*WHAT YOU WILL DO:* Extract the text of every entry below exactly; leave images out.

>> begin RECORDS FOR THE EXERCISE

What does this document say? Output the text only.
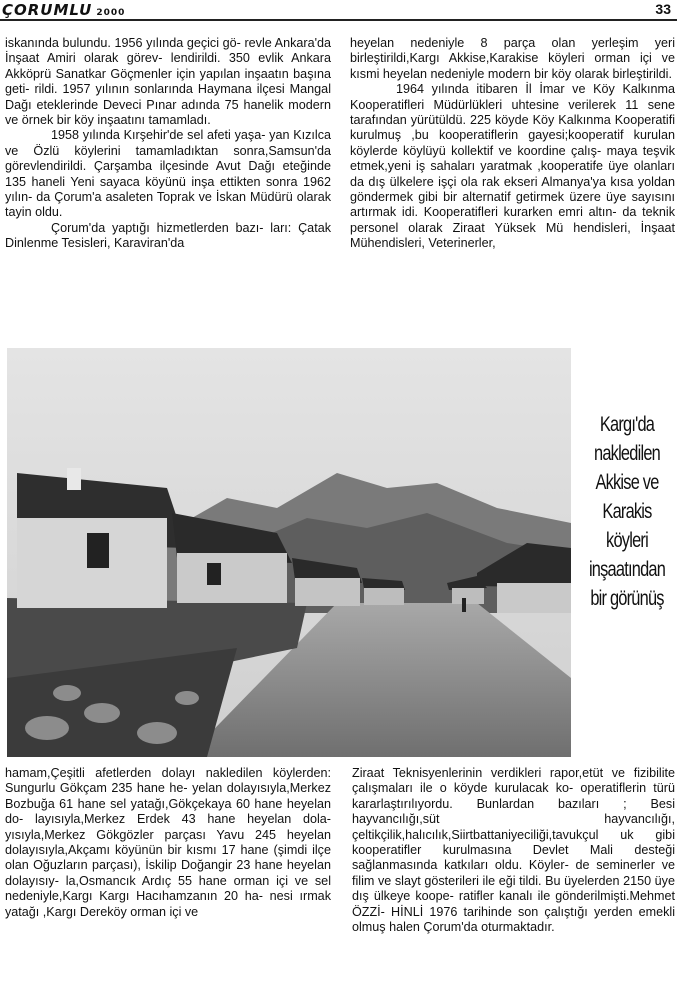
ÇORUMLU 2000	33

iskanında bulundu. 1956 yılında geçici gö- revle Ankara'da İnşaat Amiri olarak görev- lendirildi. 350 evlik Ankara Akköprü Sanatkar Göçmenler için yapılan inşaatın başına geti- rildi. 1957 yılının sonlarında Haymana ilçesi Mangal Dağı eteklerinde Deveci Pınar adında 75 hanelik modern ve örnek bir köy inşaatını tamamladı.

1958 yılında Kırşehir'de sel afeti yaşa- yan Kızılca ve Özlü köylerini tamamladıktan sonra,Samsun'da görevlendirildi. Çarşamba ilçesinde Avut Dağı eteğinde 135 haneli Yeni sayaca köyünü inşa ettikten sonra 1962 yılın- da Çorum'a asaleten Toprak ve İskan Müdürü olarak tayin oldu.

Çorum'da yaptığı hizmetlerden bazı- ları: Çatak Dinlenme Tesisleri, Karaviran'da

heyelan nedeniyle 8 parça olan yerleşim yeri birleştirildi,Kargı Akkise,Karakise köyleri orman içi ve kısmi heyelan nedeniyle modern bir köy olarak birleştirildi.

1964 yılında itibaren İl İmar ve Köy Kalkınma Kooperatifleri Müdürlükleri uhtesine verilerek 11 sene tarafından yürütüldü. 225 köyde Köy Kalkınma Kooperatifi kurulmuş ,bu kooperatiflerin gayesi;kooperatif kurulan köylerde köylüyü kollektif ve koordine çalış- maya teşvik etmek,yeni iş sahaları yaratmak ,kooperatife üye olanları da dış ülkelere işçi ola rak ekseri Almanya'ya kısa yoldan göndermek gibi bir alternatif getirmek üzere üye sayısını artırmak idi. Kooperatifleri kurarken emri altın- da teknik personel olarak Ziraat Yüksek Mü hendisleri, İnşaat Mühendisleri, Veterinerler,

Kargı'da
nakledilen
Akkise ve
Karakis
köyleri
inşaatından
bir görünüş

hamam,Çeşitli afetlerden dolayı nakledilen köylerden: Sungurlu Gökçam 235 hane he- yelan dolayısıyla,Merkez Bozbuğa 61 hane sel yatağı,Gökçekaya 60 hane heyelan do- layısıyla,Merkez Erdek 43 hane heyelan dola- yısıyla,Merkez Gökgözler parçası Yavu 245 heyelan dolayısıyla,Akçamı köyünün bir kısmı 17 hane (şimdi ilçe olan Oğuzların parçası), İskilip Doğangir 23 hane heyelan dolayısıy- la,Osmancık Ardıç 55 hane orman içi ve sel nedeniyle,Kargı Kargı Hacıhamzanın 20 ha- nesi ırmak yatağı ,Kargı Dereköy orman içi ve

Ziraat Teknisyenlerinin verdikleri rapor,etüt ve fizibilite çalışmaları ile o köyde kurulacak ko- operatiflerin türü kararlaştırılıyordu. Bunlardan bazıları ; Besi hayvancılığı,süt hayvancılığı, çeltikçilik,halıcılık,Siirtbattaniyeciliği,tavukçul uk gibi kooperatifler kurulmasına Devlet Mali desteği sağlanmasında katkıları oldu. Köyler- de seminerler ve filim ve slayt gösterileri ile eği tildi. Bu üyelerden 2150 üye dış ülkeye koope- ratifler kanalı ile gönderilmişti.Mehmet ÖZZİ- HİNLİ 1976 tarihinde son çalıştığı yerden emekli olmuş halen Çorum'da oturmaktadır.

>> end RECORDS FOR THE EXERCISE

*ANSWER:*
What does this document say? Output the text only.
ÇORUMLU 2000	33

iskanında bulundu. 1956 yılında geçici gö- revle Ankara'da İnşaat Amiri olarak görev- lendirildi. 350 evlik Ankara Akköprü Sanatkar Göçmenler için yapılan inşaatın başına geti- rildi. 1957 yılının sonlarında Haymana ilçesi Mangal Dağı eteklerinde Deveci Pınar adında 75 hanelik modern ve örnek bir köy inşaatını tamamladı.

1958 yılında Kırşehir'de sel afeti yaşa- yan Kızılca ve Özlü köylerini tamamladıktan sonra,Samsun'da görevlendirildi. Çarşamba ilçesinde Avut Dağı eteğinde 135 haneli Yeni sayaca köyünü inşa ettikten sonra 1962 yılın- da Çorum'a asaleten Toprak ve İskan Müdürü olarak tayin oldu.

Çorum'da yaptığı hizmetlerden bazı- ları: Çatak Dinlenme Tesisleri, Karaviran'da

heyelan nedeniyle 8 parça olan yerleşim yeri birleştirildi,Kargı Akkise,Karakise köyleri orman içi ve kısmi heyelan nedeniyle modern bir köy olarak birleştirildi.

1964 yılında itibaren İl İmar ve Köy Kalkınma Kooperatifleri Müdürlükleri uhtesine verilerek 11 sene tarafından yürütüldü. 225 köyde Köy Kalkınma Kooperatifi kurulmuş ,bu kooperatiflerin gayesi;kooperatif kurulan köylerde köylüyü kollektif ve koordine çalış- maya teşvik etmek,yeni iş sahaları yaratmak ,kooperatife üye olanları da dış ülkelere işçi ola rak ekseri Almanya'ya kısa yoldan göndermek gibi bir alternatif getirmek üzere üye sayısını artırmak idi. Kooperatifleri kurarken emri altın- da teknik personel olarak Ziraat Yüksek Mü hendisleri, İnşaat Mühendisleri, Veterinerler,

Kargı'da
nakledilen
Akkise ve
Karakis
köyleri
inşaatından
bir görünüş

hamam,Çeşitli afetlerden dolayı nakledilen köylerden: Sungurlu Gökçam 235 hane he- yelan dolayısıyla,Merkez Bozbuğa 61 hane sel yatağı,Gökçekaya 60 hane heyelan do- layısıyla,Merkez Erdek 43 hane heyelan dola- yısıyla,Merkez Gökgözler parçası Yavu 245 heyelan dolayısıyla,Akçamı köyünün bir kısmı 17 hane (şimdi ilçe olan Oğuzların parçası), İskilip Doğangir 23 hane heyelan dolayısıy- la,Osmancık Ardıç 55 hane orman içi ve sel nedeniyle,Kargı Kargı Hacıhamzanın 20 ha- nesi ırmak yatağı ,Kargı Dereköy orman içi ve

Ziraat Teknisyenlerinin verdikleri rapor,etüt ve fizibilite çalışmaları ile o köyde kurulacak ko- operatiflerin türü kararlaştırılıyordu. Bunlardan bazıları ; Besi hayvancılığı,süt hayvancılığı, çeltikçilik,halıcılık,Siirtbattaniyeciliği,tavukçul uk gibi kooperatifler kurulmasına Devlet Mali desteği sağlanmasında katkıları oldu. Köyler- de seminerler ve filim ve slayt gösterileri ile eği tildi. Bu üyelerden 2150 üye dış ülkeye koope- ratifler kanalı ile gönderilmişti.Mehmet ÖZZİ- HİNLİ 1976 tarihinde son çalıştığı yerden emekli olmuş halen Çorum'da oturmaktadır.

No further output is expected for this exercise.